### Extracted entries
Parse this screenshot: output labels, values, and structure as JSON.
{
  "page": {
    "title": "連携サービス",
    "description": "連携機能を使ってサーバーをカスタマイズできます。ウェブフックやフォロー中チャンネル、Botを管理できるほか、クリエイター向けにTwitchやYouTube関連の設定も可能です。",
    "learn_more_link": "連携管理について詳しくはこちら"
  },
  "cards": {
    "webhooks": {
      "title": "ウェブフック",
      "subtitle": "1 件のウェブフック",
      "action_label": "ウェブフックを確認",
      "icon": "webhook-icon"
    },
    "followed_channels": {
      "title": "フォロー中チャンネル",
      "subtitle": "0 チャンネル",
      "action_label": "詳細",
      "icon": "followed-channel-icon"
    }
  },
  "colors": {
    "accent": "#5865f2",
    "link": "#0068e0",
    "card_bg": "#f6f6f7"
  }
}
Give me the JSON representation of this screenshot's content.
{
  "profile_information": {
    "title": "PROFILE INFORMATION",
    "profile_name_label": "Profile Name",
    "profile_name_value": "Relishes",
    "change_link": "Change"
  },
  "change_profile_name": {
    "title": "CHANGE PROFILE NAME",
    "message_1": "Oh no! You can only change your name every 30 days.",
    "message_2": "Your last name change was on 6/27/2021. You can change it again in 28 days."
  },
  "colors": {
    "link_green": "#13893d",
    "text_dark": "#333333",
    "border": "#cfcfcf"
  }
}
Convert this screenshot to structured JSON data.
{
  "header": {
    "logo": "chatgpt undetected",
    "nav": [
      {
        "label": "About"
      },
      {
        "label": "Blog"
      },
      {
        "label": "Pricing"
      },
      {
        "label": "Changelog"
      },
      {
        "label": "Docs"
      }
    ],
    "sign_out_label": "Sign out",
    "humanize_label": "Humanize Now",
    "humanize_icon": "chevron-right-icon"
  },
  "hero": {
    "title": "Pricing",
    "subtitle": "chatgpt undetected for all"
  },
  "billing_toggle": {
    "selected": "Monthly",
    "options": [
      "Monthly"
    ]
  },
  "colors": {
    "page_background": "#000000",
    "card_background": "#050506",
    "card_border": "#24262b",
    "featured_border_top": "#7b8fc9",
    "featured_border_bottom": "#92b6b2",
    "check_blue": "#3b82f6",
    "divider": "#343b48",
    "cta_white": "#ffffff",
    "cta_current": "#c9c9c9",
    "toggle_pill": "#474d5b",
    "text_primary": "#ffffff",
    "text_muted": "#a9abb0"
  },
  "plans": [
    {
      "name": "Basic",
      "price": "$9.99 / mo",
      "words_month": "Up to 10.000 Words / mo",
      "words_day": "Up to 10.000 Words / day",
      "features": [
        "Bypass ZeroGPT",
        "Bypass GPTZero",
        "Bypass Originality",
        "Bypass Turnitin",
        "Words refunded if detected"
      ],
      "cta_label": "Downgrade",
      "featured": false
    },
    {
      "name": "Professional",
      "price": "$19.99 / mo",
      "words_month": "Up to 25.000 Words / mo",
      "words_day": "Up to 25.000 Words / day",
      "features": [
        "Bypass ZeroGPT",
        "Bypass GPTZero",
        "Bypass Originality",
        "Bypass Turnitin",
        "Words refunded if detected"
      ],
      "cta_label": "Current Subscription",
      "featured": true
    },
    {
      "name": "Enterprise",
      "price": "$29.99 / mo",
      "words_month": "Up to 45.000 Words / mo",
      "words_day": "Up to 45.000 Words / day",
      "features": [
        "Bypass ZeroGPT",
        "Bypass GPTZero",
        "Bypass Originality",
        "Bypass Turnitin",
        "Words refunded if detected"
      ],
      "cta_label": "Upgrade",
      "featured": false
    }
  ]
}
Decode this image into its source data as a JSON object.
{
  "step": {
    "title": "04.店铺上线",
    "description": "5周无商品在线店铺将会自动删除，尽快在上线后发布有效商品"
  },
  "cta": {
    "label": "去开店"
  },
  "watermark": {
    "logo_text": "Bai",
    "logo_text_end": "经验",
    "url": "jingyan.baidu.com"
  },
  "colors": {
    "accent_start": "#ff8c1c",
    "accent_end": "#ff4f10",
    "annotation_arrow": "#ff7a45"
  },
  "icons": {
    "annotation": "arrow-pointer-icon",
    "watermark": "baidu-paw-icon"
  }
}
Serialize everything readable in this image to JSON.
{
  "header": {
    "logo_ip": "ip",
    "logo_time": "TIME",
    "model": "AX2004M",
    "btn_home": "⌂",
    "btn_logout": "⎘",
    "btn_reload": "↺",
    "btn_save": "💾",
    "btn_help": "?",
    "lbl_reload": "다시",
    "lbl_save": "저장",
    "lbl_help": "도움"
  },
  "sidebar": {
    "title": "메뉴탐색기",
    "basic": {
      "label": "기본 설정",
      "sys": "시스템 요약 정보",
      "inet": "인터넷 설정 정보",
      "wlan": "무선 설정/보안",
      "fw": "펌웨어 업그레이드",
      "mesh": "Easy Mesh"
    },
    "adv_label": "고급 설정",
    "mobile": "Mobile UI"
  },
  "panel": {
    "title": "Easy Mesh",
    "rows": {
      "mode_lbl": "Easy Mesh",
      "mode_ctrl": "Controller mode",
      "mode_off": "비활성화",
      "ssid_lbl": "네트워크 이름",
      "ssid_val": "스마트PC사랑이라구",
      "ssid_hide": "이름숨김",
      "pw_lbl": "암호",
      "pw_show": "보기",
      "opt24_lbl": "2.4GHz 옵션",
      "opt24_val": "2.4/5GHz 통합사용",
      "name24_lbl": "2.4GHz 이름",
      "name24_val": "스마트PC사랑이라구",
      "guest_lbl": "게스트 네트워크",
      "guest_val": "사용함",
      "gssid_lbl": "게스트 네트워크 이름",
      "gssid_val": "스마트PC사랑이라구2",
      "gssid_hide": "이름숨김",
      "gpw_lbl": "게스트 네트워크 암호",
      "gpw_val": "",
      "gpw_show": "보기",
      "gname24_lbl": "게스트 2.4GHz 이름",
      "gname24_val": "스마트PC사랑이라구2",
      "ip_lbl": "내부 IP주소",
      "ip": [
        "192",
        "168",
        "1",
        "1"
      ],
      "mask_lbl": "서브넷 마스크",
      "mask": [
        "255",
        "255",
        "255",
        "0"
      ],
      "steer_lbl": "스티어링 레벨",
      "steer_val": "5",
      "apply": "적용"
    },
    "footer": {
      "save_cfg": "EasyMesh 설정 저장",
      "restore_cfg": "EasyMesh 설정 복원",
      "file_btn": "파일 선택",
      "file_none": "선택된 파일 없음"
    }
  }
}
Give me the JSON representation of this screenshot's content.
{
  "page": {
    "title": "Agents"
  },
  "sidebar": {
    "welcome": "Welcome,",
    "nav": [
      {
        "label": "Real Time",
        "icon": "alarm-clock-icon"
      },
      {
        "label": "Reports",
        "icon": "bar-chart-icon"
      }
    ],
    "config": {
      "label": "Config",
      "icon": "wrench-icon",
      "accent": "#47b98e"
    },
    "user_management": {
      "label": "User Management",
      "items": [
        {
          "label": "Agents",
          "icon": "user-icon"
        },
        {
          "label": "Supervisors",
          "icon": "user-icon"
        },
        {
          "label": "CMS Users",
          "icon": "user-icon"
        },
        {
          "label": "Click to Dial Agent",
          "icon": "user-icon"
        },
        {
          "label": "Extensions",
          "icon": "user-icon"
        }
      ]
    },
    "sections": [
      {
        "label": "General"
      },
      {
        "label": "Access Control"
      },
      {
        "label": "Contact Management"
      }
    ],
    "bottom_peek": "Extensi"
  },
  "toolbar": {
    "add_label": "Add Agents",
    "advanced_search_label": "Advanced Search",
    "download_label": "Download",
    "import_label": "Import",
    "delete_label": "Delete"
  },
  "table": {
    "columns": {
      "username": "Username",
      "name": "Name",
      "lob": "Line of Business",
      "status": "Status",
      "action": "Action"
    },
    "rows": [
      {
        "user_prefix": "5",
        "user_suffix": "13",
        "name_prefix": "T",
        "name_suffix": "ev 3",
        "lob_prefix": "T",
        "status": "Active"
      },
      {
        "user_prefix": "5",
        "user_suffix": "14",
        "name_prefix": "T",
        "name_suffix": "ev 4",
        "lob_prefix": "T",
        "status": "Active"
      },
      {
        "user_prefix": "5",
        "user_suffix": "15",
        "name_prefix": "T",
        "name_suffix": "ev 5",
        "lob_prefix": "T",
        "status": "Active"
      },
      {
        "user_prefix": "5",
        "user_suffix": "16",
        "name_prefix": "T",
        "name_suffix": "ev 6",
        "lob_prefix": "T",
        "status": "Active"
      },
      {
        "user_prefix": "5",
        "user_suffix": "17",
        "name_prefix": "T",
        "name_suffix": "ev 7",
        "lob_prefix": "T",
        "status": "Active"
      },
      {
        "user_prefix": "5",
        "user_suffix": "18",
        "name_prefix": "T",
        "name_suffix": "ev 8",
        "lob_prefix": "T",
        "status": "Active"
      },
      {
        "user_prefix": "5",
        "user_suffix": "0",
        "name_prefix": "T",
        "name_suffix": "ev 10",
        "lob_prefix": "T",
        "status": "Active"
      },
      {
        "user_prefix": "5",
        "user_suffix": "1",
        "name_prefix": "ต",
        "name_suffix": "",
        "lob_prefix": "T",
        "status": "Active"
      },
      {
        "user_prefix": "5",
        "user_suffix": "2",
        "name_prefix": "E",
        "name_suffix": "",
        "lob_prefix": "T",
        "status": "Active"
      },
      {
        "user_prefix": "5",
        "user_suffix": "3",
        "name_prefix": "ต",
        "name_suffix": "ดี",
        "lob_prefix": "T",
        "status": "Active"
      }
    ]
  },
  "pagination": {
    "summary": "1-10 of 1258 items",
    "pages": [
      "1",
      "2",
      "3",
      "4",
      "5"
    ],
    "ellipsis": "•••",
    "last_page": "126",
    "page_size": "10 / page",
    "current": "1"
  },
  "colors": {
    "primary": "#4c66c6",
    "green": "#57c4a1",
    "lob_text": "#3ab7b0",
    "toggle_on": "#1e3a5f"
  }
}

### Challenge
Reply with only the number of lines in the material above where the string "EasyMesh" appears.

### Reply
2